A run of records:
+++
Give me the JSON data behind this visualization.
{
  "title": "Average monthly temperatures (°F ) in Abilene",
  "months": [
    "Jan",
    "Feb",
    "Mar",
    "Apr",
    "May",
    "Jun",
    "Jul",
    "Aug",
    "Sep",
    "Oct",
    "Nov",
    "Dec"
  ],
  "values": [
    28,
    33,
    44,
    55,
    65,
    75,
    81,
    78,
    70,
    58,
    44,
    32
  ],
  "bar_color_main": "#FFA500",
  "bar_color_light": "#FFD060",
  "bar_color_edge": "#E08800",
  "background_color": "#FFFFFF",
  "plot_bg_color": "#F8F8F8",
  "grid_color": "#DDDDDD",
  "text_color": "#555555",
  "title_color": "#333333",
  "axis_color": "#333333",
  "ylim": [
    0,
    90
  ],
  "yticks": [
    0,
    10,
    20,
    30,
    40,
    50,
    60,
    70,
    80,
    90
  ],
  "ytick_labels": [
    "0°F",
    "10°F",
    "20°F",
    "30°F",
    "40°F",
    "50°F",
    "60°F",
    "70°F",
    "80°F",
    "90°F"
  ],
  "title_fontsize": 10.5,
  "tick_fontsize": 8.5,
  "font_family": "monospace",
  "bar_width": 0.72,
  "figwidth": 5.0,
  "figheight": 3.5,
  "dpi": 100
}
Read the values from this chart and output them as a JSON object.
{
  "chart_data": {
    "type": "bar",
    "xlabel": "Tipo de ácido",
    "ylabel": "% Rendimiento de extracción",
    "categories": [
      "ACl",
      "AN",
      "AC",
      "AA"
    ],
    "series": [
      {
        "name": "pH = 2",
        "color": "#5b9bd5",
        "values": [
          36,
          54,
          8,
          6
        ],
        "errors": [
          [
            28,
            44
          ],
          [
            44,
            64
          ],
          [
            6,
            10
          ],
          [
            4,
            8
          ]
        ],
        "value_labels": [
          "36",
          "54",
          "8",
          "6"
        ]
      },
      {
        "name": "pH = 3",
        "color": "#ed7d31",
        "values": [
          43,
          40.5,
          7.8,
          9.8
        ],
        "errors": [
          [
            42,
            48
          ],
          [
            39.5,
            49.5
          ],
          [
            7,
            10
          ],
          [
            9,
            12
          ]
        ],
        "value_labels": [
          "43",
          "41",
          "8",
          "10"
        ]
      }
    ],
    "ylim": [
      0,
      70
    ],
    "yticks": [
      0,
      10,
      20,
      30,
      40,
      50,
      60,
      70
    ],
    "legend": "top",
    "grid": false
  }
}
+++
Instructions for the task: Restate the data above exactly, keeping each word as it stands.

Result of this task:
Give me the JSON data behind this visualization.
{
  "title": "Average monthly temperatures (°F ) in Abilene",
  "months": [
    "Jan",
    "Feb",
    "Mar",
    "Apr",
    "May",
    "Jun",
    "Jul",
    "Aug",
    "Sep",
    "Oct",
    "Nov",
    "Dec"
  ],
  "values": [
    28,
    33,
    44,
    55,
    65,
    75,
    81,
    78,
    70,
    58,
    44,
    32
  ],
  "bar_color_main": "#FFA500",
  "bar_color_light": "#FFD060",
  "bar_color_edge": "#E08800",
  "background_color": "#FFFFFF",
  "plot_bg_color": "#F8F8F8",
  "grid_color": "#DDDDDD",
  "text_color": "#555555",
  "title_color": "#333333",
  "axis_color": "#333333",
  "ylim": [
    0,
    90
  ],
  "yticks": [
    0,
    10,
    20,
    30,
    40,
    50,
    60,
    70,
    80,
    90
  ],
  "ytick_labels": [
    "0°F",
    "10°F",
    "20°F",
    "30°F",
    "40°F",
    "50°F",
    "60°F",
    "70°F",
    "80°F",
    "90°F"
  ],
  "title_fontsize": 10.5,
  "tick_fontsize": 8.5,
  "font_family": "monospace",
  "bar_width": 0.72,
  "figwidth": 5.0,
  "figheight": 3.5,
  "dpi": 100
}
Read the values from this chart and output them as a JSON object.
{
  "chart_data": {
    "type": "bar",
    "xlabel": "Tipo de ácido",
    "ylabel": "% Rendimiento de extracción",
    "categories": [
      "ACl",
      "AN",
      "AC",
      "AA"
    ],
    "series": [
      {
        "name": "pH = 2",
        "color": "#5b9bd5",
        "values": [
          36,
          54,
          8,
          6
        ],
        "errors": [
          [
            28,
            44
          ],
          [
            44,
            64
          ],
          [
            6,
            10
          ],
          [
            4,
            8
          ]
        ],
        "value_labels": [
          "36",
          "54",
          "8",
          "6"
        ]
      },
      {
        "name": "pH = 3",
        "color": "#ed7d31",
        "values": [
          43,
          40.5,
          7.8,
          9.8
        ],
        "errors": [
          [
            42,
            48
          ],
          [
            39.5,
            49.5
          ],
          [
            7,
            10
          ],
          [
            9,
            12
          ]
        ],
        "value_labels": [
          "43",
          "41",
          "8",
          "10"
        ]
      }
    ],
    "ylim": [
      0,
      70
    ],
    "yticks": [
      0,
      10,
      20,
      30,
      40,
      50,
      60,
      70
    ],
    "legend": "top",
    "grid": false
  }
}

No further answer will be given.